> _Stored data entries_

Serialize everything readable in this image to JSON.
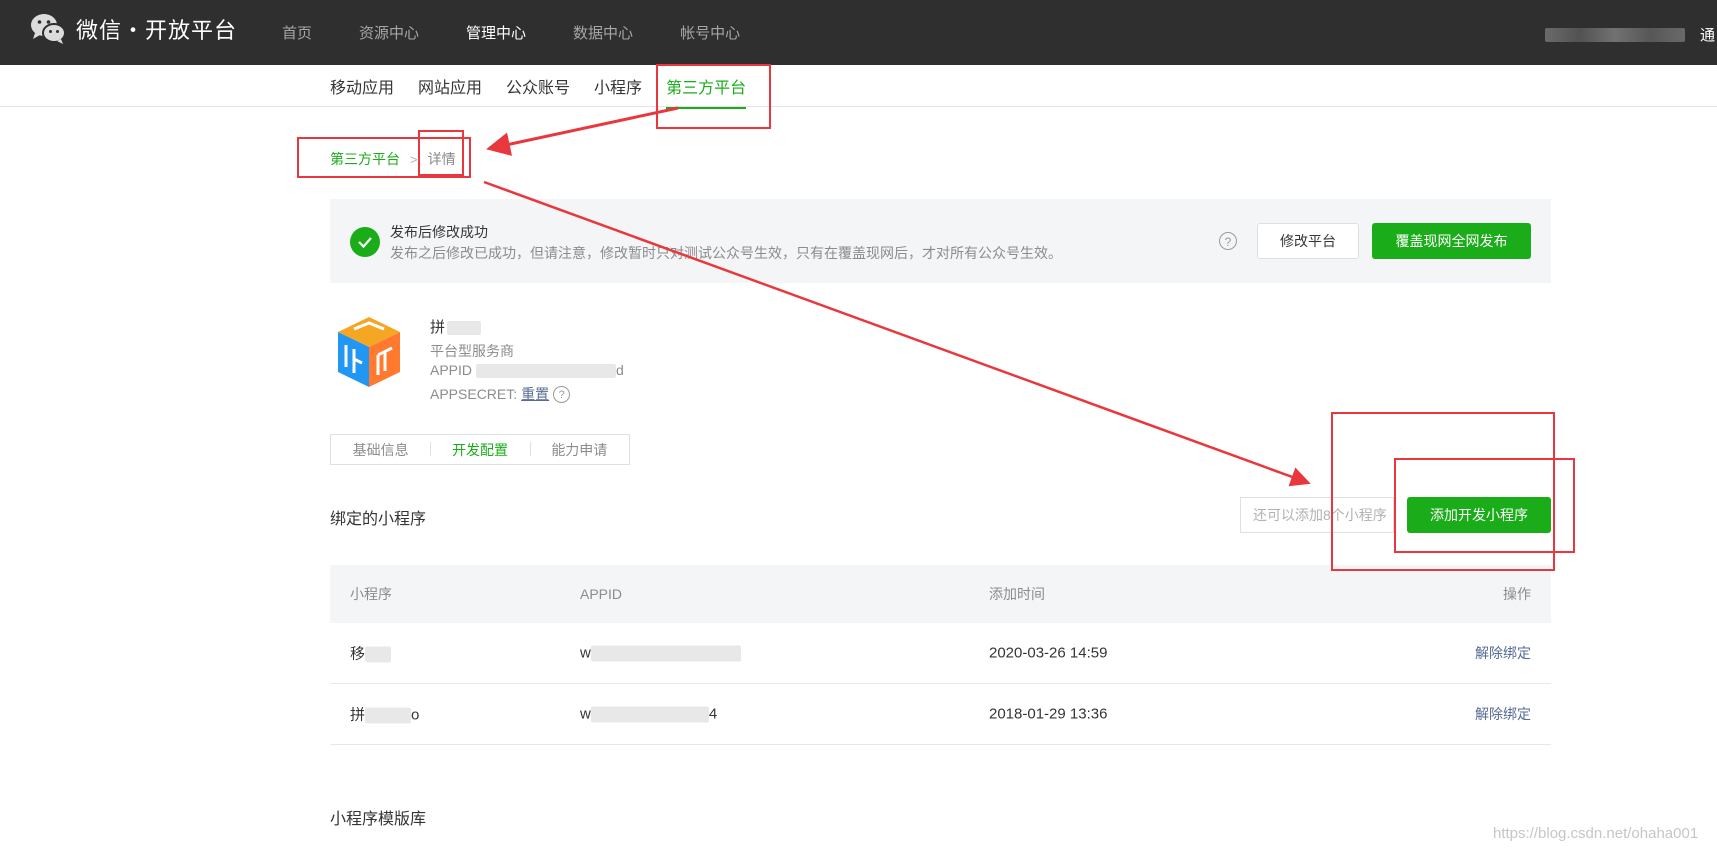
{
  "header": {
    "brand": "微信・开放平台",
    "nav": [
      "首页",
      "资源中心",
      "管理中心",
      "数据中心",
      "帐号中心"
    ],
    "user_name": "通"
  },
  "subnav": [
    "移动应用",
    "网站应用",
    "公众账号",
    "小程序",
    "第三方平台"
  ],
  "breadcrumb": {
    "parent": "第三方平台",
    "separator": ">",
    "current": "详情"
  },
  "notice": {
    "title": "发布后修改成功",
    "desc": "发布之后修改已成功，但请注意，修改暂时只对测试公众号生效，只有在覆盖现网后，才对所有公众号生效。",
    "help": "?",
    "edit_button": "修改平台",
    "publish_button": "覆盖现网全网发布"
  },
  "app": {
    "name": "拼",
    "type": "平台型服务商",
    "appid_label": "APPID",
    "appid_tail": "d",
    "secret_label": "APPSECRET:",
    "reset": "重置",
    "help": "?"
  },
  "tabs": [
    "基础信息",
    "开发配置",
    "能力申请"
  ],
  "bound": {
    "title": "绑定的小程序",
    "search_placeholder": "还可以添加8个小程序",
    "add_button": "添加开发小程序",
    "columns": [
      "小程序",
      "APPID",
      "添加时间",
      "操作"
    ],
    "rows": [
      {
        "name": "移",
        "appid": "w",
        "time": "2020-03-26 14:59",
        "action": "解除绑定"
      },
      {
        "name": "拼",
        "name_tail": "o",
        "appid": "w",
        "appid_tail": "4",
        "time": "2018-01-29 13:36",
        "action": "解除绑定"
      }
    ]
  },
  "template_title": "小程序模版库",
  "watermark": "https://blog.csdn.net/ohaha001",
  "colors": {
    "brand_green": "#1aad19",
    "link": "#576b95",
    "annotation_red": "#e8383d",
    "topbar": "#2f2f2f"
  }
}
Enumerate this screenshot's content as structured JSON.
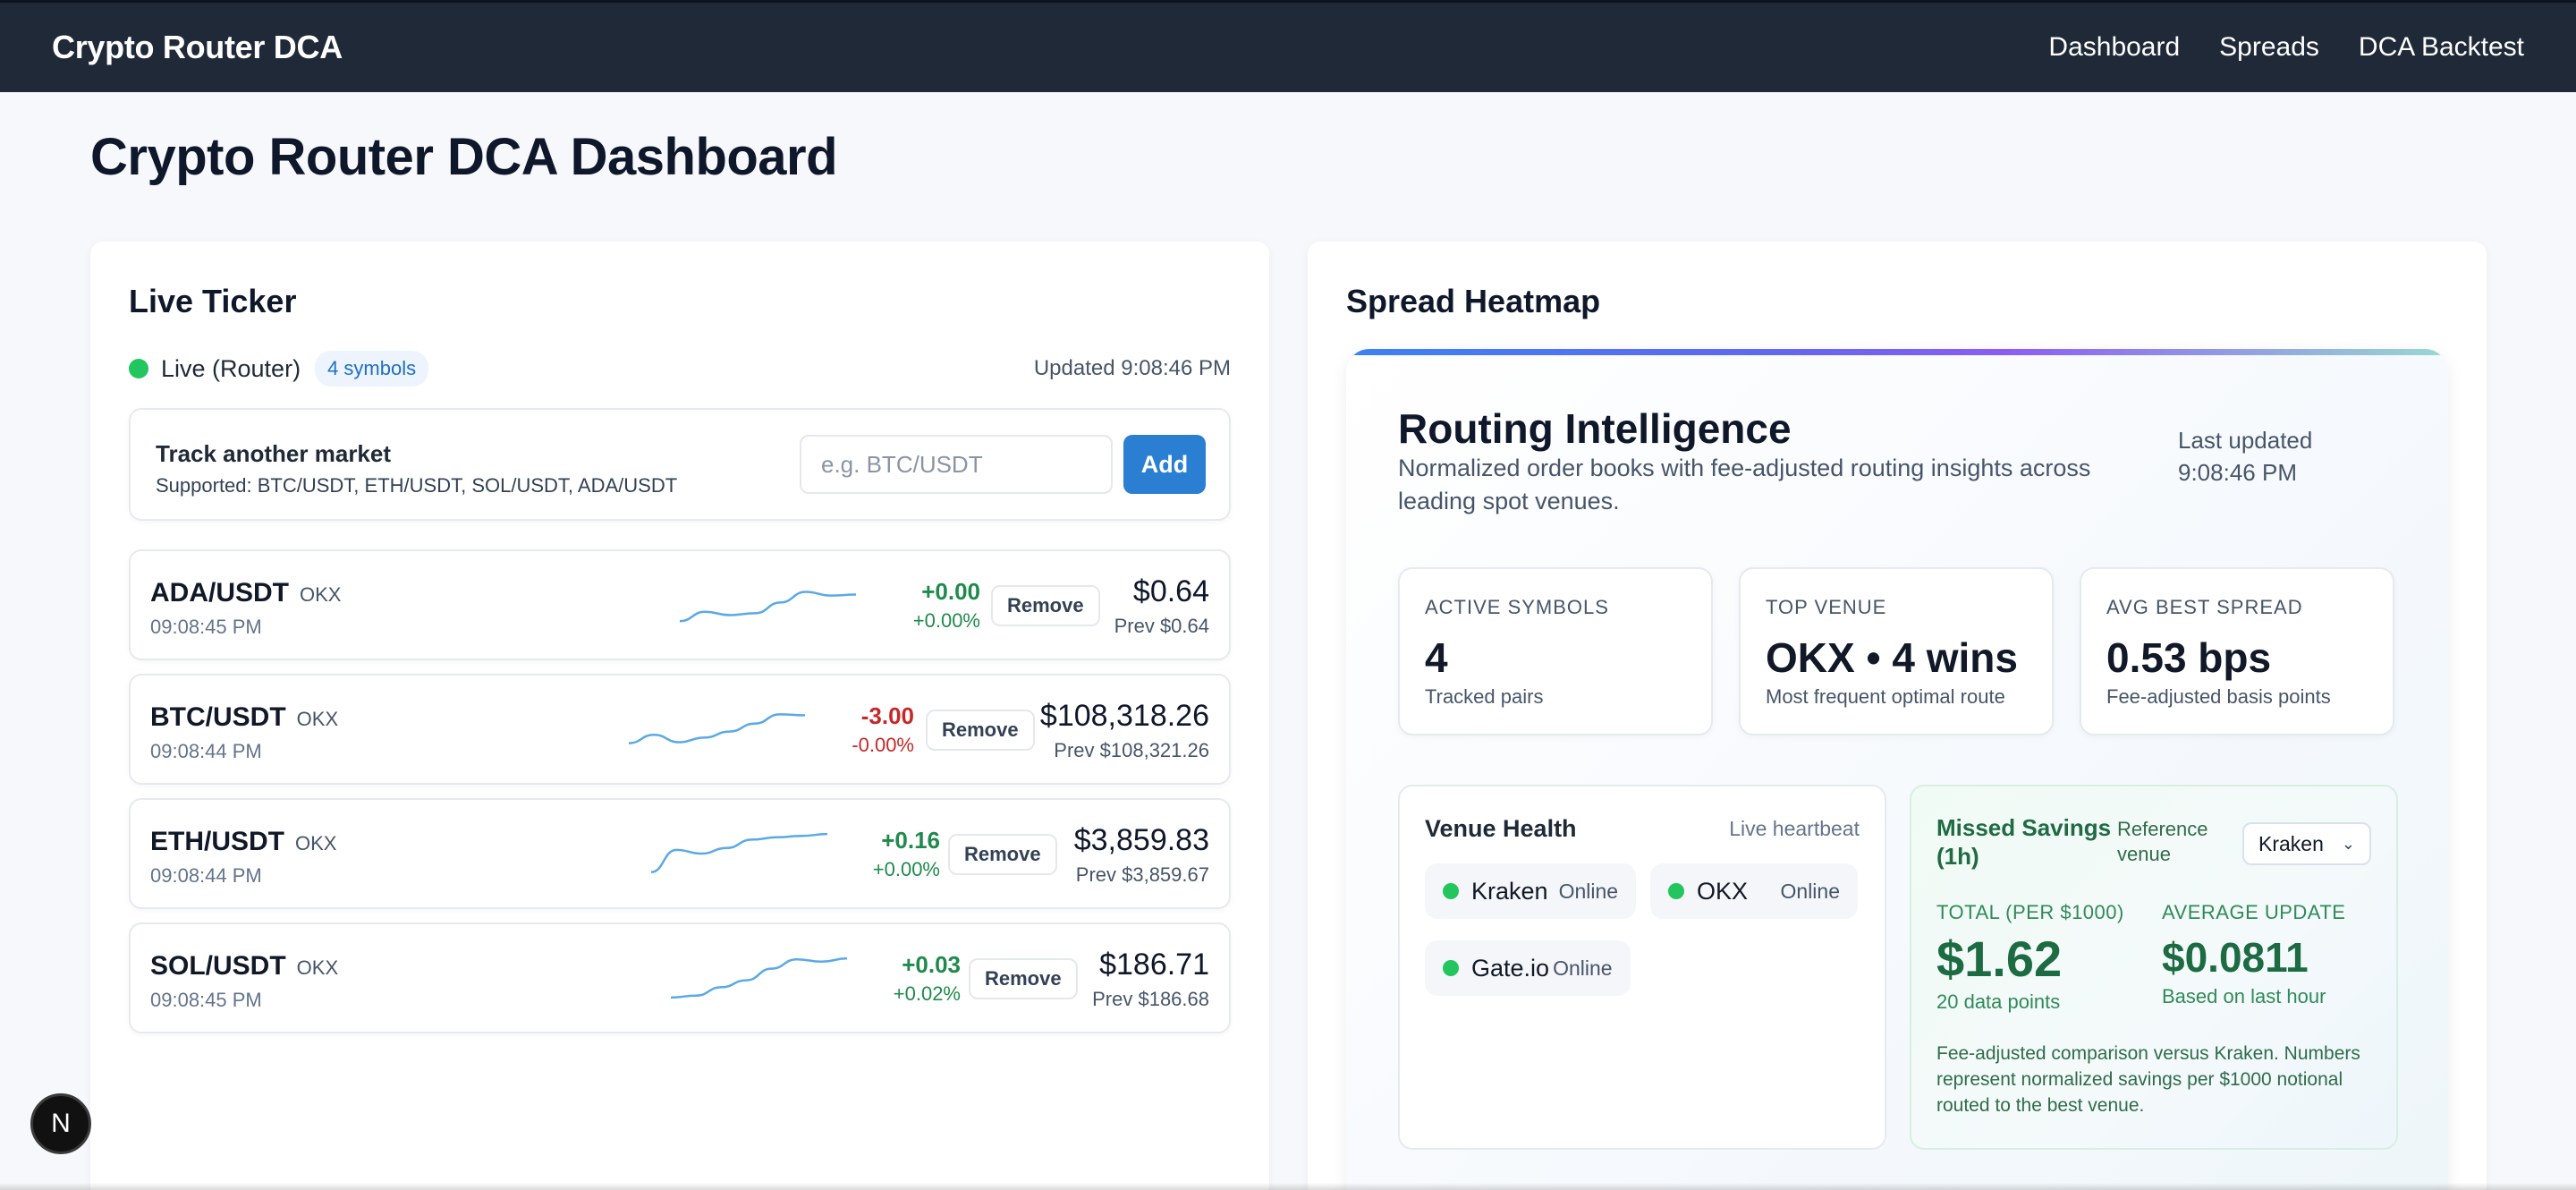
{
  "nav": {
    "brand": "Crypto Router DCA",
    "links": [
      "Dashboard",
      "Spreads",
      "DCA Backtest"
    ]
  },
  "page": {
    "title": "Crypto Router DCA Dashboard"
  },
  "ticker": {
    "title": "Live Ticker",
    "live_label": "Live (Router)",
    "symbol_count": "4 symbols",
    "updated": "Updated 9:08:46 PM",
    "track": {
      "title": "Track another market",
      "supported": "Supported: BTC/USDT, ETH/USDT, SOL/USDT, ADA/USDT",
      "placeholder": "e.g. BTC/USDT",
      "add_label": "Add"
    },
    "remove_label": "Remove",
    "rows": [
      {
        "symbol": "ADA/USDT",
        "venue": "OKX",
        "time": "09:08:45 PM",
        "change": "+0.00",
        "change_pct": "+0.00%",
        "direction": "up",
        "price": "$0.64",
        "prev": "Prev $0.64",
        "spark": [
          0.15,
          0.35,
          0.28,
          0.32,
          0.55,
          0.78,
          0.7,
          0.72
        ]
      },
      {
        "symbol": "BTC/USDT",
        "venue": "OKX",
        "time": "09:08:44 PM",
        "change": "-3.00",
        "change_pct": "-0.00%",
        "direction": "down",
        "price": "$108,318.26",
        "prev": "Prev $108,321.26",
        "spark": [
          0.2,
          0.38,
          0.22,
          0.32,
          0.45,
          0.62,
          0.82,
          0.8
        ]
      },
      {
        "symbol": "ETH/USDT",
        "venue": "OKX",
        "time": "09:08:44 PM",
        "change": "+0.16",
        "change_pct": "+0.00%",
        "direction": "up",
        "price": "$3,859.83",
        "prev": "Prev $3,859.67",
        "spark": [
          0.1,
          0.58,
          0.5,
          0.62,
          0.8,
          0.85,
          0.88,
          0.92
        ]
      },
      {
        "symbol": "SOL/USDT",
        "venue": "OKX",
        "time": "09:08:45 PM",
        "change": "+0.03",
        "change_pct": "+0.02%",
        "direction": "up",
        "price": "$186.71",
        "prev": "Prev $186.68",
        "spark": [
          0.08,
          0.12,
          0.3,
          0.45,
          0.7,
          0.9,
          0.85,
          0.92
        ]
      }
    ]
  },
  "spread": {
    "title": "Spread Heatmap",
    "routing": {
      "title": "Routing Intelligence",
      "subtitle": "Normalized order books with fee-adjusted routing insights across leading spot venues.",
      "last_updated_label": "Last updated",
      "last_updated_time": "9:08:46 PM",
      "stats": [
        {
          "label": "ACTIVE SYMBOLS",
          "value": "4",
          "note": "Tracked pairs"
        },
        {
          "label": "TOP VENUE",
          "value": "OKX • 4 wins",
          "note": "Most frequent optimal route"
        },
        {
          "label": "AVG BEST SPREAD",
          "value": "0.53 bps",
          "note": "Fee-adjusted basis points"
        }
      ],
      "health": {
        "title": "Venue Health",
        "heartbeat": "Live heartbeat",
        "venues": [
          {
            "name": "Kraken",
            "status": "Online"
          },
          {
            "name": "OKX",
            "status": "Online"
          },
          {
            "name": "Gate.io",
            "status": "Online"
          }
        ]
      },
      "missed": {
        "title": "Missed Savings (1h)",
        "reference_label": "Reference venue",
        "reference_value": "Kraken",
        "total_label": "TOTAL (PER $1000)",
        "total_value": "$1.62",
        "total_note": "20 data points",
        "avg_label": "AVERAGE UPDATE",
        "avg_value": "$0.0811",
        "avg_note": "Based on last hour",
        "footnote": "Fee-adjusted comparison versus Kraken. Numbers represent normalized savings per $1000 notional routed to the best venue."
      }
    }
  },
  "badge": "N",
  "colors": {
    "nav_bg": "#1f2937",
    "accent": "#2b7fd3",
    "positive": "#1f8a4c",
    "negative": "#c62828",
    "spark": "#5aa9e6"
  }
}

> _Aim of the task_
Find "Live". Copy every line it occurs in.

> _Answer_
    "title": "Live Ticker",
    "live_label": "Live (Router)",
        "heartbeat": "Live heartbeat",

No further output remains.